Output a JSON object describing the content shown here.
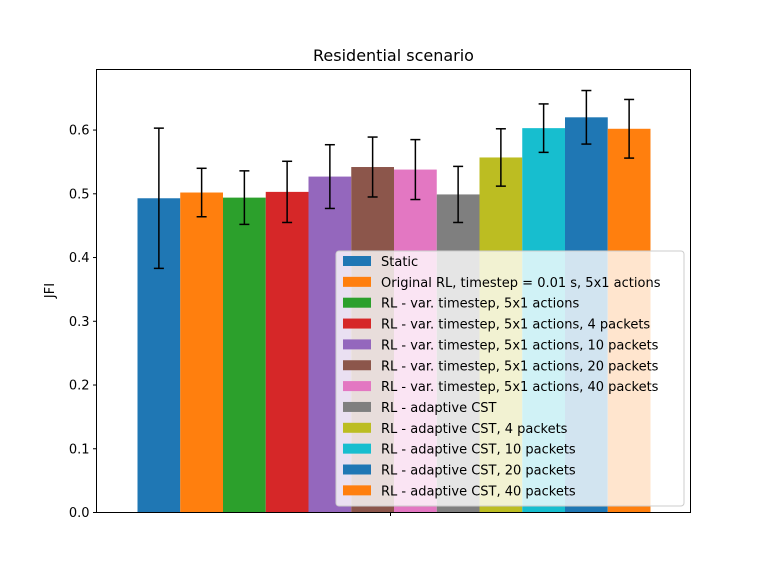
{
  "chart_data": {
    "type": "bar",
    "title": "Residential scenario",
    "xlabel": "",
    "ylabel": "JFI",
    "ylim": [
      0,
      0.695
    ],
    "yticks": [
      0.0,
      0.1,
      0.2,
      0.3,
      0.4,
      0.5,
      0.6
    ],
    "ytick_labels": [
      "0.0",
      "0.1",
      "0.2",
      "0.3",
      "0.4",
      "0.5",
      "0.6"
    ],
    "categories": [
      ""
    ],
    "legend_position": "lower-right",
    "grid": false,
    "series": [
      {
        "name": "Static",
        "value": 0.493,
        "error": 0.11,
        "color": "#1f77b4"
      },
      {
        "name": "Original RL, timestep = 0.01 s, 5x1 actions",
        "value": 0.502,
        "error": 0.038,
        "color": "#ff7f0e"
      },
      {
        "name": "RL - var. timestep, 5x1 actions",
        "value": 0.494,
        "error": 0.042,
        "color": "#2ca02c"
      },
      {
        "name": "RL - var. timestep, 5x1 actions, 4 packets",
        "value": 0.503,
        "error": 0.048,
        "color": "#d62728"
      },
      {
        "name": "RL - var. timestep, 5x1 actions, 10 packets",
        "value": 0.527,
        "error": 0.05,
        "color": "#9467bd"
      },
      {
        "name": "RL - var. timestep, 5x1 actions, 20 packets",
        "value": 0.542,
        "error": 0.047,
        "color": "#8c564b"
      },
      {
        "name": "RL - var. timestep, 5x1 actions, 40 packets",
        "value": 0.538,
        "error": 0.047,
        "color": "#e377c2"
      },
      {
        "name": "RL - adaptive CST",
        "value": 0.499,
        "error": 0.044,
        "color": "#7f7f7f"
      },
      {
        "name": "RL - adaptive CST, 4 packets",
        "value": 0.557,
        "error": 0.045,
        "color": "#bcbd22"
      },
      {
        "name": "RL - adaptive CST, 10 packets",
        "value": 0.603,
        "error": 0.038,
        "color": "#17becf"
      },
      {
        "name": "RL - adaptive CST, 20 packets",
        "value": 0.62,
        "error": 0.042,
        "color": "#1f77b4"
      },
      {
        "name": "RL - adaptive CST, 40 packets",
        "value": 0.602,
        "error": 0.046,
        "color": "#ff7f0e"
      }
    ]
  }
}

▶ _Goal_
Reproduce every line above as written, skipping pictures.

▶ _Solution for this exercise_
Output a JSON object describing the content shown here.
{
  "chart_data": {
    "type": "bar",
    "title": "Residential scenario",
    "xlabel": "",
    "ylabel": "JFI",
    "ylim": [
      0,
      0.695
    ],
    "yticks": [
      0.0,
      0.1,
      0.2,
      0.3,
      0.4,
      0.5,
      0.6
    ],
    "ytick_labels": [
      "0.0",
      "0.1",
      "0.2",
      "0.3",
      "0.4",
      "0.5",
      "0.6"
    ],
    "categories": [
      ""
    ],
    "legend_position": "lower-right",
    "grid": false,
    "series": [
      {
        "name": "Static",
        "value": 0.493,
        "error": 0.11,
        "color": "#1f77b4"
      },
      {
        "name": "Original RL, timestep = 0.01 s, 5x1 actions",
        "value": 0.502,
        "error": 0.038,
        "color": "#ff7f0e"
      },
      {
        "name": "RL - var. timestep, 5x1 actions",
        "value": 0.494,
        "error": 0.042,
        "color": "#2ca02c"
      },
      {
        "name": "RL - var. timestep, 5x1 actions, 4 packets",
        "value": 0.503,
        "error": 0.048,
        "color": "#d62728"
      },
      {
        "name": "RL - var. timestep, 5x1 actions, 10 packets",
        "value": 0.527,
        "error": 0.05,
        "color": "#9467bd"
      },
      {
        "name": "RL - var. timestep, 5x1 actions, 20 packets",
        "value": 0.542,
        "error": 0.047,
        "color": "#8c564b"
      },
      {
        "name": "RL - var. timestep, 5x1 actions, 40 packets",
        "value": 0.538,
        "error": 0.047,
        "color": "#e377c2"
      },
      {
        "name": "RL - adaptive CST",
        "value": 0.499,
        "error": 0.044,
        "color": "#7f7f7f"
      },
      {
        "name": "RL - adaptive CST, 4 packets",
        "value": 0.557,
        "error": 0.045,
        "color": "#bcbd22"
      },
      {
        "name": "RL - adaptive CST, 10 packets",
        "value": 0.603,
        "error": 0.038,
        "color": "#17becf"
      },
      {
        "name": "RL - adaptive CST, 20 packets",
        "value": 0.62,
        "error": 0.042,
        "color": "#1f77b4"
      },
      {
        "name": "RL - adaptive CST, 40 packets",
        "value": 0.602,
        "error": 0.046,
        "color": "#ff7f0e"
      }
    ]
  }
}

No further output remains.